# [Material for this task]
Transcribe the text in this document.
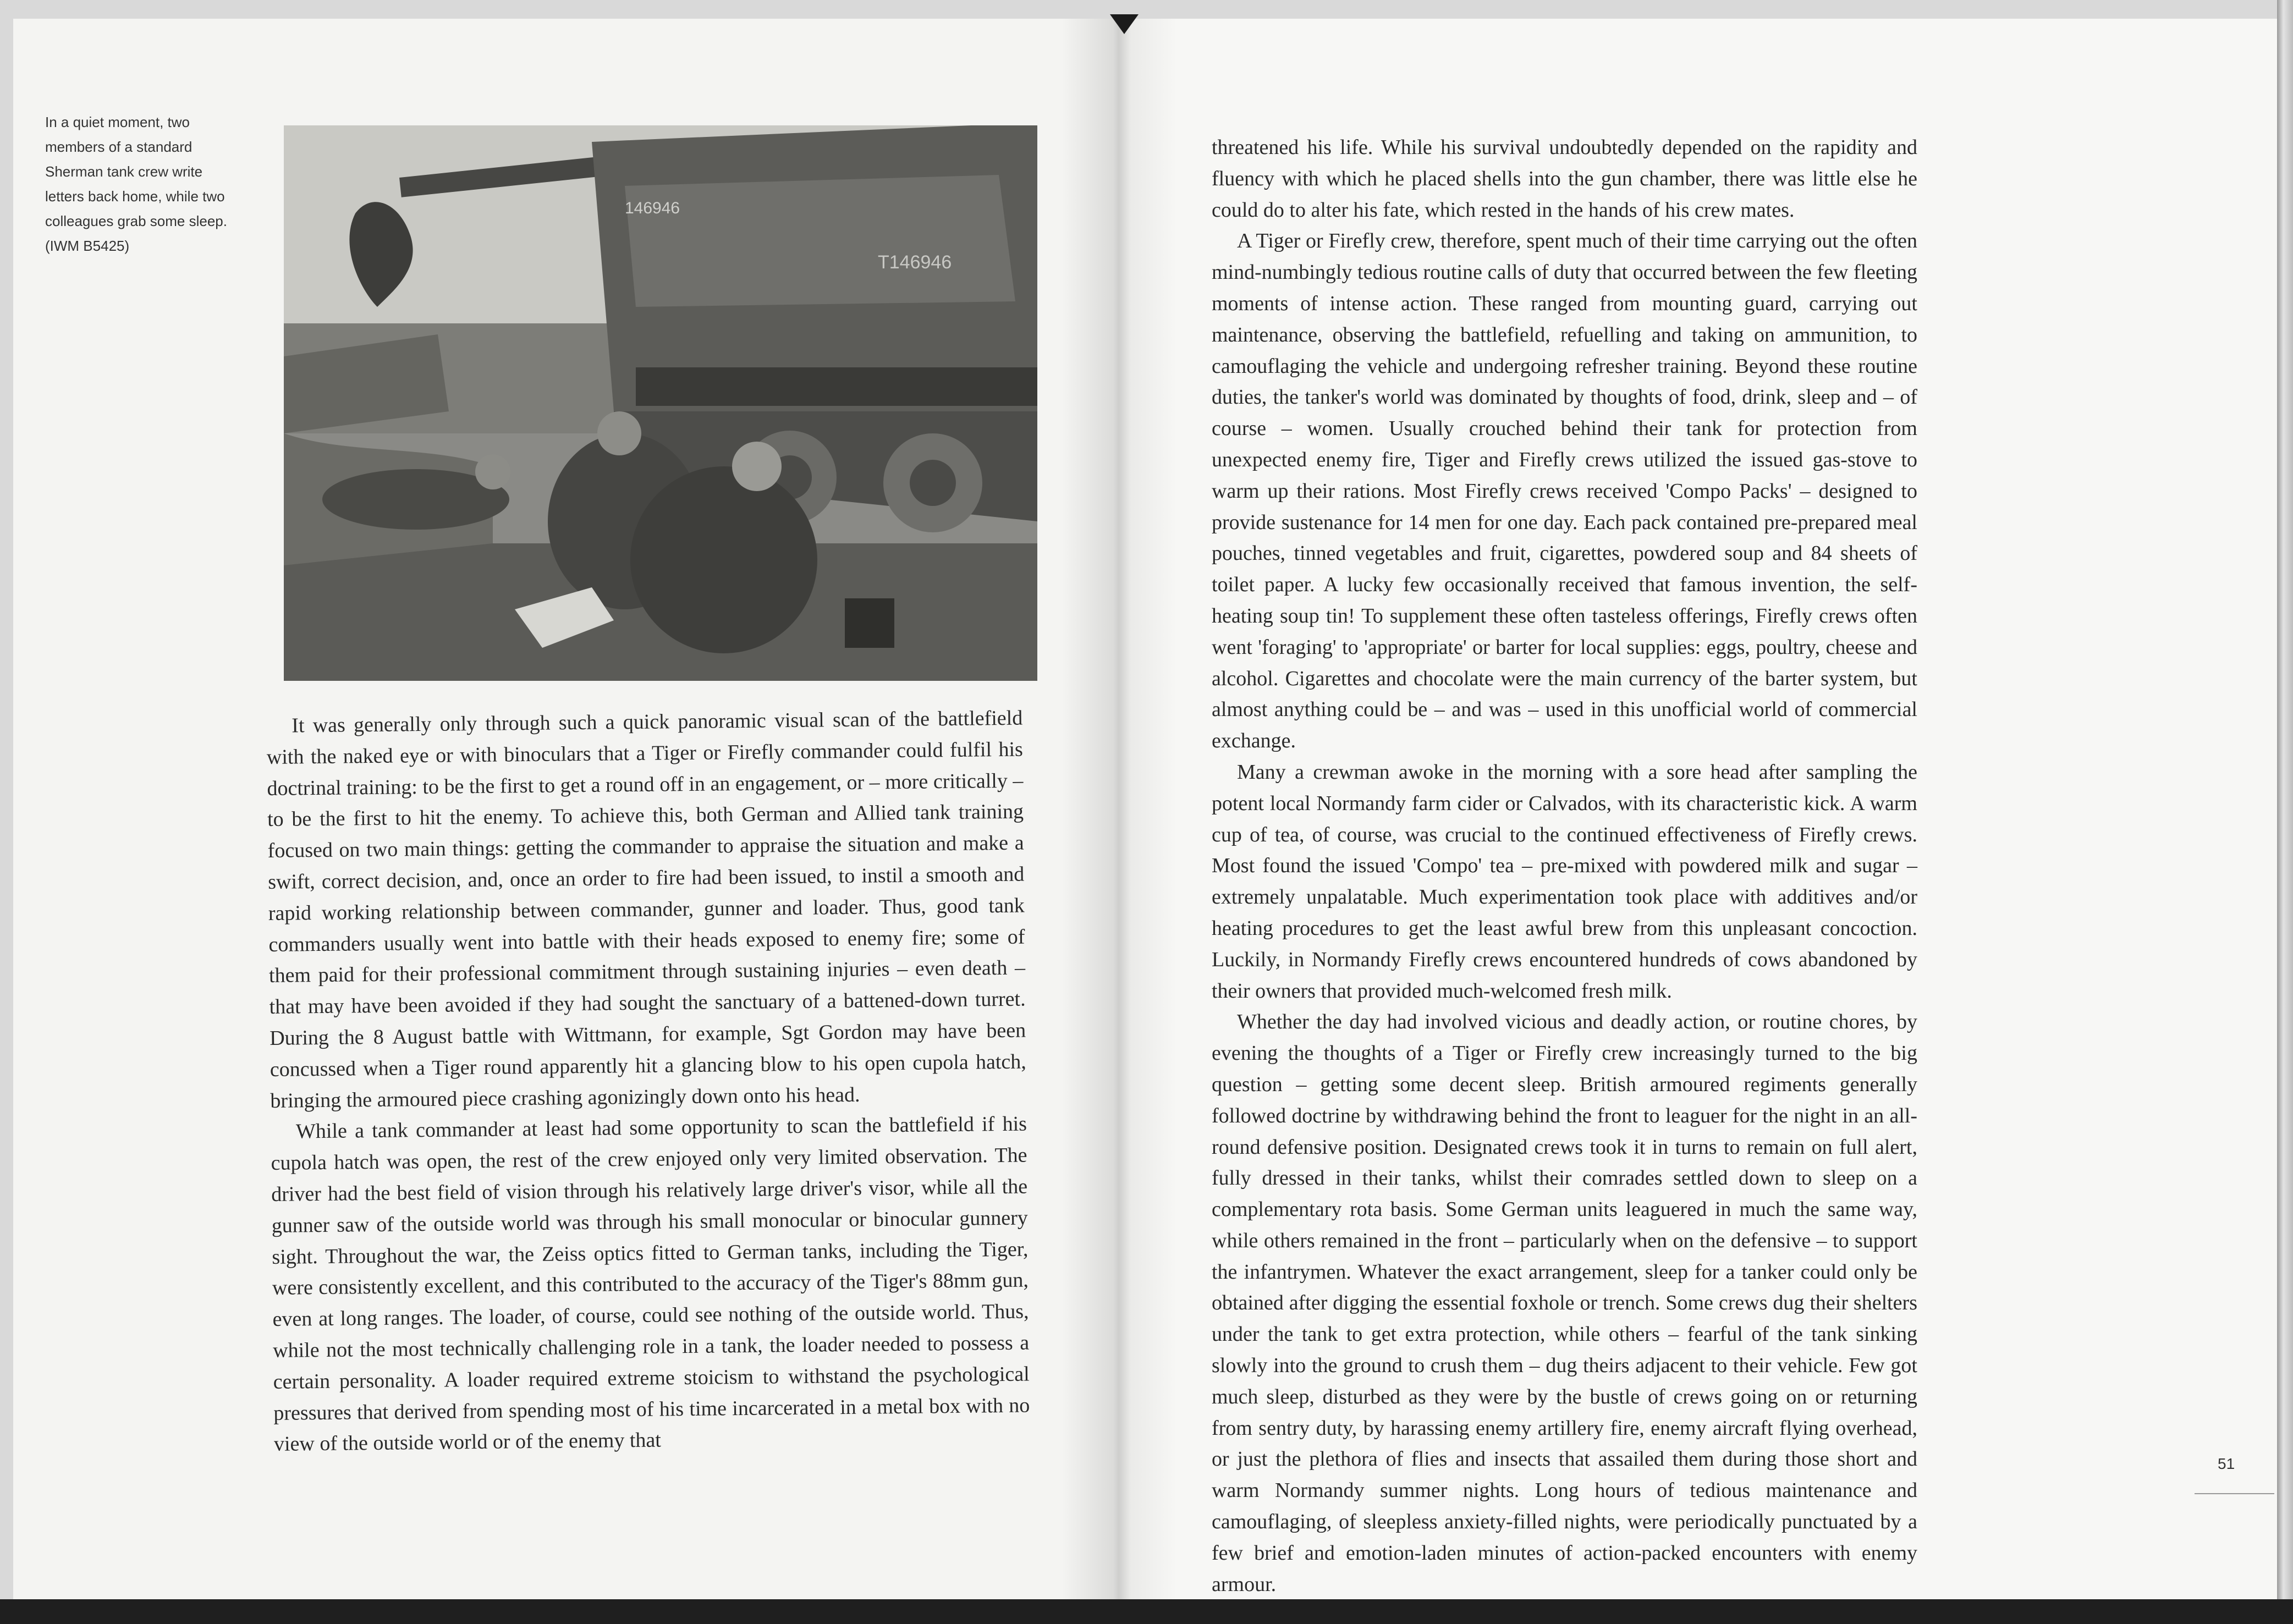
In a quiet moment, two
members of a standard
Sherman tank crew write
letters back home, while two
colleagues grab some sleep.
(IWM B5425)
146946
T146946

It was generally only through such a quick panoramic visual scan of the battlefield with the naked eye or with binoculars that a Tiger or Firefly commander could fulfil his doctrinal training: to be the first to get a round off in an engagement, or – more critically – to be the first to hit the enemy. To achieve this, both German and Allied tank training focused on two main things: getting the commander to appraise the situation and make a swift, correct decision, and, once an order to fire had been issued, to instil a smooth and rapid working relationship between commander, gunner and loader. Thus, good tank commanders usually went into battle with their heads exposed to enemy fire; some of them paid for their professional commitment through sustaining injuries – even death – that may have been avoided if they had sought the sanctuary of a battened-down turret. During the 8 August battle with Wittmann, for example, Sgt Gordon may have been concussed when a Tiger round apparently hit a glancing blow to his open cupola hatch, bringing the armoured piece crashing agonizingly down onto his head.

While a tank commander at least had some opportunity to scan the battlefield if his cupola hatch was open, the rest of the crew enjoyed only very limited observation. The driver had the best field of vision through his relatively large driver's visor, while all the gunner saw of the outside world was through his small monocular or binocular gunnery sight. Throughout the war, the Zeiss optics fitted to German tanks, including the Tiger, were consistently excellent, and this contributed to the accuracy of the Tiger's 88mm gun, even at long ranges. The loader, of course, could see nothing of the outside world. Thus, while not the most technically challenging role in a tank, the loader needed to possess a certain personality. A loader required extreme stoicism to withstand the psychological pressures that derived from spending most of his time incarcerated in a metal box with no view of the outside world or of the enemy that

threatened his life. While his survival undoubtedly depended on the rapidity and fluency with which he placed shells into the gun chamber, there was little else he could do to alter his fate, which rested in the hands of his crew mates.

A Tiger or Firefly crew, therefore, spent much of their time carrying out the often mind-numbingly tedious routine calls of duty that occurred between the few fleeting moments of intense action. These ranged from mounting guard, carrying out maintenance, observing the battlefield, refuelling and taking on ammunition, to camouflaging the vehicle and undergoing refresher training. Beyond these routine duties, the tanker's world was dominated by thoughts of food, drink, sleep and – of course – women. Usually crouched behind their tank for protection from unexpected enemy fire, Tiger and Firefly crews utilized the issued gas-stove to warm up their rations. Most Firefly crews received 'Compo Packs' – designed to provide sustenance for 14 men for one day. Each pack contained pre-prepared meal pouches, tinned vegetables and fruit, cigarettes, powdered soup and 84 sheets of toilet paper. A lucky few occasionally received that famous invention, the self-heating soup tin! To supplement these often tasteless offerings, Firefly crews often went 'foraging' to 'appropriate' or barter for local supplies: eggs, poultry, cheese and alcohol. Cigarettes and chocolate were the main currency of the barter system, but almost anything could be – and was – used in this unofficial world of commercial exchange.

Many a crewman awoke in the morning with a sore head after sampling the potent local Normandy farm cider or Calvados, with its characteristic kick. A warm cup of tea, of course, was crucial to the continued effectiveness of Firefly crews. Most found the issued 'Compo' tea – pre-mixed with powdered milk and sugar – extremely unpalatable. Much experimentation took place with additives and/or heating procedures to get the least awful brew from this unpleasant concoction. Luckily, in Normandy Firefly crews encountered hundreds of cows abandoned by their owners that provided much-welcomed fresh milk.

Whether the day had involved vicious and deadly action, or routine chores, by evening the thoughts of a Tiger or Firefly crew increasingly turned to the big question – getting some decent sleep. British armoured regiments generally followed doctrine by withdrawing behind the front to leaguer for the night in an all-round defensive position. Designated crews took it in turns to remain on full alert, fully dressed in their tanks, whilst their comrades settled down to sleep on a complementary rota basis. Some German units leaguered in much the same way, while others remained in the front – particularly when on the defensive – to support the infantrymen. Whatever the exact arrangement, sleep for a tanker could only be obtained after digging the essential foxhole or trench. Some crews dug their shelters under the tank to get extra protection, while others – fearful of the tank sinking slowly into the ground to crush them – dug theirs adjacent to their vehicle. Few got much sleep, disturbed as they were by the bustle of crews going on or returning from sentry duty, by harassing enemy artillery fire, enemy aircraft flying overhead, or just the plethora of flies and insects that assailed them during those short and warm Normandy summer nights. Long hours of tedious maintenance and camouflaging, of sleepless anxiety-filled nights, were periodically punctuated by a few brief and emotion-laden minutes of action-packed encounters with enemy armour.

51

...

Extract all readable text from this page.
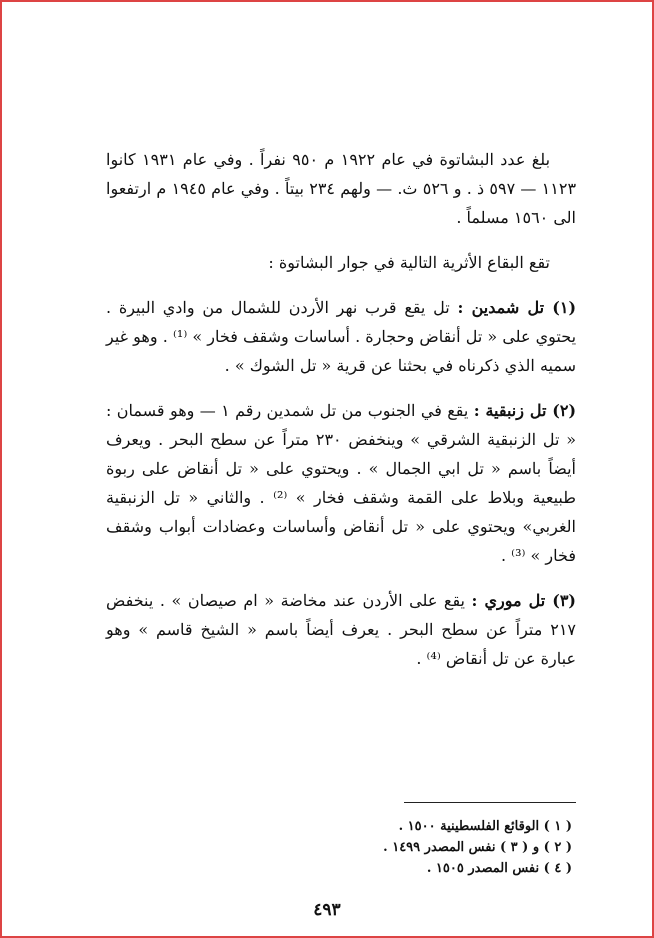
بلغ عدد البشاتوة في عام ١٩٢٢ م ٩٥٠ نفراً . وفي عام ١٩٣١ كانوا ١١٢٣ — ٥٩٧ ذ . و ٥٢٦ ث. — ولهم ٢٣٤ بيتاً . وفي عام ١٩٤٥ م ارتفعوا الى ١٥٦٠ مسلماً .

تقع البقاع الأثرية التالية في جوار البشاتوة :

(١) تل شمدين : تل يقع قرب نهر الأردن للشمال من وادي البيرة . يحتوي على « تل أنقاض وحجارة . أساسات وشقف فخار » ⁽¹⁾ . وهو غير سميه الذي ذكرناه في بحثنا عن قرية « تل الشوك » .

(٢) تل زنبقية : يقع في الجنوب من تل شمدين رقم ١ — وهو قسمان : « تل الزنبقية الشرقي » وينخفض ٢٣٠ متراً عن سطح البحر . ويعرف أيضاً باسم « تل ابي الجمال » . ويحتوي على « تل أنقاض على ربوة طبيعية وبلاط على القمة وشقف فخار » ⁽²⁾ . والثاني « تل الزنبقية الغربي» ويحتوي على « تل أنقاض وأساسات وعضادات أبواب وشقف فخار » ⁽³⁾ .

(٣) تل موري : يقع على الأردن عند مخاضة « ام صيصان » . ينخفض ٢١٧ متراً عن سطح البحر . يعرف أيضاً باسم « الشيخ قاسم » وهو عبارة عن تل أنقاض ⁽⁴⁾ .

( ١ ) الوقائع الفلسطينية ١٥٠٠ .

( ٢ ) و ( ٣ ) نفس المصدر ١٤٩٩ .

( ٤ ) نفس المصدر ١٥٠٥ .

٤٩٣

# [Task brief]
From the data, list each line in which the string "least" appears.

# [Expected output]
While a tank commander at least had some opportunity to scan the battlefield if his cupola hatch was open, the rest of the crew enjoyed only very limited observation. The driver had the best field of vision through his relatively large driver's visor, while all the gunner saw of the outside world was through his small monocular or binocular gunnery sight. Throughout the war, the Zeiss optics fitted to German tanks, including the Tiger, were consistently excellent, and this contributed to the accuracy of the Tiger's 88mm gun, even at long ranges. The loader, of course, could see nothing of the outside world. Thus, while not the most technically challenging role in a tank, the loader needed to possess a certain personality. A loader required extreme stoicism to withstand the psychological pressures that derived from spending most of his time incarcerated in a metal box with no view of the outside world or of the enemy that
Many a crewman awoke in the morning with a sore head after sampling the potent local Normandy farm cider or Calvados, with its characteristic kick. A warm cup of tea, of course, was crucial to the continued effectiveness of Firefly crews. Most found the issued 'Compo' tea – pre-mixed with powdered milk and sugar – extremely unpalatable. Much experimentation took place with additives and/or heating procedures to get the least awful brew from this unpleasant concoction. Luckily, in Normandy Firefly crews encountered hundreds of cows abandoned by their owners that provided much-welcomed fresh milk.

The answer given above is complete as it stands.